Figure data in JSON
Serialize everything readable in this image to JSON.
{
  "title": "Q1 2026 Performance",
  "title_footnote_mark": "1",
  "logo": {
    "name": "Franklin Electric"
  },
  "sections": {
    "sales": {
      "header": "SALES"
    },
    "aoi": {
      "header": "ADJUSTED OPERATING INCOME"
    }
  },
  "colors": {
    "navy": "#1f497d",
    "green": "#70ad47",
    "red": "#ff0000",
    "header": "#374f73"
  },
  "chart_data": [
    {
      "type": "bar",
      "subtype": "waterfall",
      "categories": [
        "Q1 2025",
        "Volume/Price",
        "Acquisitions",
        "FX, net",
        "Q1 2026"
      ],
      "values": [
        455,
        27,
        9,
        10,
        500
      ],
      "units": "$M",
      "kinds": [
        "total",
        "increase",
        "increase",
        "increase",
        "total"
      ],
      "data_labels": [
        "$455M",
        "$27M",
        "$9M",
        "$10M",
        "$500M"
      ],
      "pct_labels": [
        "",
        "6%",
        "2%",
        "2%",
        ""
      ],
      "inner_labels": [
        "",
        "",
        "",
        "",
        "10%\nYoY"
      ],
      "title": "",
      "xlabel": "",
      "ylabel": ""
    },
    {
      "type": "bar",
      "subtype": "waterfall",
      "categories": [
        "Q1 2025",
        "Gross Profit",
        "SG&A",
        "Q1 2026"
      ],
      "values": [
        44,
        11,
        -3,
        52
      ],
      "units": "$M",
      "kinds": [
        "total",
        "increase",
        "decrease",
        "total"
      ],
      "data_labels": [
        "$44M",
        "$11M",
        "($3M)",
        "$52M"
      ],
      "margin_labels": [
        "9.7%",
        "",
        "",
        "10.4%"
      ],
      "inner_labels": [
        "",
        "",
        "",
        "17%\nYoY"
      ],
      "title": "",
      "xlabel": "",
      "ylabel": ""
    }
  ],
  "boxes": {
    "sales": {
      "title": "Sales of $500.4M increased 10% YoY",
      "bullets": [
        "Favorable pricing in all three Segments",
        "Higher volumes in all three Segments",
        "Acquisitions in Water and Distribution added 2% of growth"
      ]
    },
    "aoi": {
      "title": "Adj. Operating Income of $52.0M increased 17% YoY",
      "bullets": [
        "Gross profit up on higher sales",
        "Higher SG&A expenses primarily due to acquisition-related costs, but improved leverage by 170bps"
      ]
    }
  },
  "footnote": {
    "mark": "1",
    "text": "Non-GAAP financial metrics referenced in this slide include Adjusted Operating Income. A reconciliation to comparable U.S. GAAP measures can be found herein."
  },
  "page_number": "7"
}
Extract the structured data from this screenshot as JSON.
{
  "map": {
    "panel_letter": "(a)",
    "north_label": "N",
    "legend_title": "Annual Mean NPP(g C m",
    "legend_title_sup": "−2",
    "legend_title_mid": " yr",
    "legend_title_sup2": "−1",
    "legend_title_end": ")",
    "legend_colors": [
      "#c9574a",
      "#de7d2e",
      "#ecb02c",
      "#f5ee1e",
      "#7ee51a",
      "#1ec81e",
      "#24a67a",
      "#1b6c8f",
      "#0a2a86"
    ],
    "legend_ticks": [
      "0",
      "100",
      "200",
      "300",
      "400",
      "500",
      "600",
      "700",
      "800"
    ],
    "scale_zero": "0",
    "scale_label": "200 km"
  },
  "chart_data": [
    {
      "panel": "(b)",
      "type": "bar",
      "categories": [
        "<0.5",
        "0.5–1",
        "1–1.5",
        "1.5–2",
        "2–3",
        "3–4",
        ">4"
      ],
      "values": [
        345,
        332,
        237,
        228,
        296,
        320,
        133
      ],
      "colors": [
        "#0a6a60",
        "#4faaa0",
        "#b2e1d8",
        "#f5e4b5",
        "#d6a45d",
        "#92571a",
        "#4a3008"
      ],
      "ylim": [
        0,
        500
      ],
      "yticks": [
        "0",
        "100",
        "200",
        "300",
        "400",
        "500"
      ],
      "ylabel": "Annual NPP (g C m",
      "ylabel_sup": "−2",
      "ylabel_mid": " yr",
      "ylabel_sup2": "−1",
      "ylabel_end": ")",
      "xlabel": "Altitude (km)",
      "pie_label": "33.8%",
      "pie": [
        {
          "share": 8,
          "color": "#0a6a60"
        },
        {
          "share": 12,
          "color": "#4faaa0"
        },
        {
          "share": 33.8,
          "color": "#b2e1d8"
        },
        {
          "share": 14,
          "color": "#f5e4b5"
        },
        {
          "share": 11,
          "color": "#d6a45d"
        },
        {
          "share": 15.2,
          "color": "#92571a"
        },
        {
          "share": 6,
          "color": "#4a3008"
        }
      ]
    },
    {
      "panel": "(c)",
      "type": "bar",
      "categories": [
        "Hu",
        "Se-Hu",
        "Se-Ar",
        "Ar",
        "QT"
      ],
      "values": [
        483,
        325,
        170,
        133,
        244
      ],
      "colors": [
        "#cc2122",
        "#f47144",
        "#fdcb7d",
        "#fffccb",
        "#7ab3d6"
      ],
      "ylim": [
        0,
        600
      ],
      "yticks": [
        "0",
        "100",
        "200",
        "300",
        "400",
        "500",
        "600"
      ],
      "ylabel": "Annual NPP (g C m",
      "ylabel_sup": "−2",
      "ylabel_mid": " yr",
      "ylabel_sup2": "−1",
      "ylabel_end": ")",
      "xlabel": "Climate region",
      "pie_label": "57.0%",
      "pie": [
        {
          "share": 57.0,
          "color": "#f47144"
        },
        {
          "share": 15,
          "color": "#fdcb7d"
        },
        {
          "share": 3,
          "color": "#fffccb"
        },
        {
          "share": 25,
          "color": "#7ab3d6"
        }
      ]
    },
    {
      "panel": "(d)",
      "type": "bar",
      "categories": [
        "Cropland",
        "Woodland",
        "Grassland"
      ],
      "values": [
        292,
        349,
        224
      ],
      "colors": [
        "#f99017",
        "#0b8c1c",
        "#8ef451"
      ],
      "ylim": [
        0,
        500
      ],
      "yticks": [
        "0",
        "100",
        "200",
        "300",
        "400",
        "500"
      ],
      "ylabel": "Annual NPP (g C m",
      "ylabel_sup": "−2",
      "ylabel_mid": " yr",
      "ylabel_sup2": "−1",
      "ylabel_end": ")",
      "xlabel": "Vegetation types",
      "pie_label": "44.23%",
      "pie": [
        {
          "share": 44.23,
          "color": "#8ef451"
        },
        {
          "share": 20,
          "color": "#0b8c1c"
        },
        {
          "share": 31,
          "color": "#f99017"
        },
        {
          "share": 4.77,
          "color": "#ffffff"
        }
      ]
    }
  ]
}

• WORK TO DO
Write out the full set of records exactly as given.

• OUTPUT
Serialize everything readable in this image to JSON.
{
  "title": "Q1 2026 Performance",
  "title_footnote_mark": "1",
  "logo": {
    "name": "Franklin Electric"
  },
  "sections": {
    "sales": {
      "header": "SALES"
    },
    "aoi": {
      "header": "ADJUSTED OPERATING INCOME"
    }
  },
  "colors": {
    "navy": "#1f497d",
    "green": "#70ad47",
    "red": "#ff0000",
    "header": "#374f73"
  },
  "chart_data": [
    {
      "type": "bar",
      "subtype": "waterfall",
      "categories": [
        "Q1 2025",
        "Volume/Price",
        "Acquisitions",
        "FX, net",
        "Q1 2026"
      ],
      "values": [
        455,
        27,
        9,
        10,
        500
      ],
      "units": "$M",
      "kinds": [
        "total",
        "increase",
        "increase",
        "increase",
        "total"
      ],
      "data_labels": [
        "$455M",
        "$27M",
        "$9M",
        "$10M",
        "$500M"
      ],
      "pct_labels": [
        "",
        "6%",
        "2%",
        "2%",
        ""
      ],
      "inner_labels": [
        "",
        "",
        "",
        "",
        "10%\nYoY"
      ],
      "title": "",
      "xlabel": "",
      "ylabel": ""
    },
    {
      "type": "bar",
      "subtype": "waterfall",
      "categories": [
        "Q1 2025",
        "Gross Profit",
        "SG&A",
        "Q1 2026"
      ],
      "values": [
        44,
        11,
        -3,
        52
      ],
      "units": "$M",
      "kinds": [
        "total",
        "increase",
        "decrease",
        "total"
      ],
      "data_labels": [
        "$44M",
        "$11M",
        "($3M)",
        "$52M"
      ],
      "margin_labels": [
        "9.7%",
        "",
        "",
        "10.4%"
      ],
      "inner_labels": [
        "",
        "",
        "",
        "17%\nYoY"
      ],
      "title": "",
      "xlabel": "",
      "ylabel": ""
    }
  ],
  "boxes": {
    "sales": {
      "title": "Sales of $500.4M increased 10% YoY",
      "bullets": [
        "Favorable pricing in all three Segments",
        "Higher volumes in all three Segments",
        "Acquisitions in Water and Distribution added 2% of growth"
      ]
    },
    "aoi": {
      "title": "Adj. Operating Income of $52.0M increased 17% YoY",
      "bullets": [
        "Gross profit up on higher sales",
        "Higher SG&A expenses primarily due to acquisition-related costs, but improved leverage by 170bps"
      ]
    }
  },
  "footnote": {
    "mark": "1",
    "text": "Non-GAAP financial metrics referenced in this slide include Adjusted Operating Income. A reconciliation to comparable U.S. GAAP measures can be found herein."
  },
  "page_number": "7"
}
Extract the structured data from this screenshot as JSON.
{
  "map": {
    "panel_letter": "(a)",
    "north_label": "N",
    "legend_title": "Annual Mean NPP(g C m",
    "legend_title_sup": "−2",
    "legend_title_mid": " yr",
    "legend_title_sup2": "−1",
    "legend_title_end": ")",
    "legend_colors": [
      "#c9574a",
      "#de7d2e",
      "#ecb02c",
      "#f5ee1e",
      "#7ee51a",
      "#1ec81e",
      "#24a67a",
      "#1b6c8f",
      "#0a2a86"
    ],
    "legend_ticks": [
      "0",
      "100",
      "200",
      "300",
      "400",
      "500",
      "600",
      "700",
      "800"
    ],
    "scale_zero": "0",
    "scale_label": "200 km"
  },
  "chart_data": [
    {
      "panel": "(b)",
      "type": "bar",
      "categories": [
        "<0.5",
        "0.5–1",
        "1–1.5",
        "1.5–2",
        "2–3",
        "3–4",
        ">4"
      ],
      "values": [
        345,
        332,
        237,
        228,
        296,
        320,
        133
      ],
      "colors": [
        "#0a6a60",
        "#4faaa0",
        "#b2e1d8",
        "#f5e4b5",
        "#d6a45d",
        "#92571a",
        "#4a3008"
      ],
      "ylim": [
        0,
        500
      ],
      "yticks": [
        "0",
        "100",
        "200",
        "300",
        "400",
        "500"
      ],
      "ylabel": "Annual NPP (g C m",
      "ylabel_sup": "−2",
      "ylabel_mid": " yr",
      "ylabel_sup2": "−1",
      "ylabel_end": ")",
      "xlabel": "Altitude (km)",
      "pie_label": "33.8%",
      "pie": [
        {
          "share": 8,
          "color": "#0a6a60"
        },
        {
          "share": 12,
          "color": "#4faaa0"
        },
        {
          "share": 33.8,
          "color": "#b2e1d8"
        },
        {
          "share": 14,
          "color": "#f5e4b5"
        },
        {
          "share": 11,
          "color": "#d6a45d"
        },
        {
          "share": 15.2,
          "color": "#92571a"
        },
        {
          "share": 6,
          "color": "#4a3008"
        }
      ]
    },
    {
      "panel": "(c)",
      "type": "bar",
      "categories": [
        "Hu",
        "Se-Hu",
        "Se-Ar",
        "Ar",
        "QT"
      ],
      "values": [
        483,
        325,
        170,
        133,
        244
      ],
      "colors": [
        "#cc2122",
        "#f47144",
        "#fdcb7d",
        "#fffccb",
        "#7ab3d6"
      ],
      "ylim": [
        0,
        600
      ],
      "yticks": [
        "0",
        "100",
        "200",
        "300",
        "400",
        "500",
        "600"
      ],
      "ylabel": "Annual NPP (g C m",
      "ylabel_sup": "−2",
      "ylabel_mid": " yr",
      "ylabel_sup2": "−1",
      "ylabel_end": ")",
      "xlabel": "Climate region",
      "pie_label": "57.0%",
      "pie": [
        {
          "share": 57.0,
          "color": "#f47144"
        },
        {
          "share": 15,
          "color": "#fdcb7d"
        },
        {
          "share": 3,
          "color": "#fffccb"
        },
        {
          "share": 25,
          "color": "#7ab3d6"
        }
      ]
    },
    {
      "panel": "(d)",
      "type": "bar",
      "categories": [
        "Cropland",
        "Woodland",
        "Grassland"
      ],
      "values": [
        292,
        349,
        224
      ],
      "colors": [
        "#f99017",
        "#0b8c1c",
        "#8ef451"
      ],
      "ylim": [
        0,
        500
      ],
      "yticks": [
        "0",
        "100",
        "200",
        "300",
        "400",
        "500"
      ],
      "ylabel": "Annual NPP (g C m",
      "ylabel_sup": "−2",
      "ylabel_mid": " yr",
      "ylabel_sup2": "−1",
      "ylabel_end": ")",
      "xlabel": "Vegetation types",
      "pie_label": "44.23%",
      "pie": [
        {
          "share": 44.23,
          "color": "#8ef451"
        },
        {
          "share": 20,
          "color": "#0b8c1c"
        },
        {
          "share": 31,
          "color": "#f99017"
        },
        {
          "share": 4.77,
          "color": "#ffffff"
        }
      ]
    }
  ]
}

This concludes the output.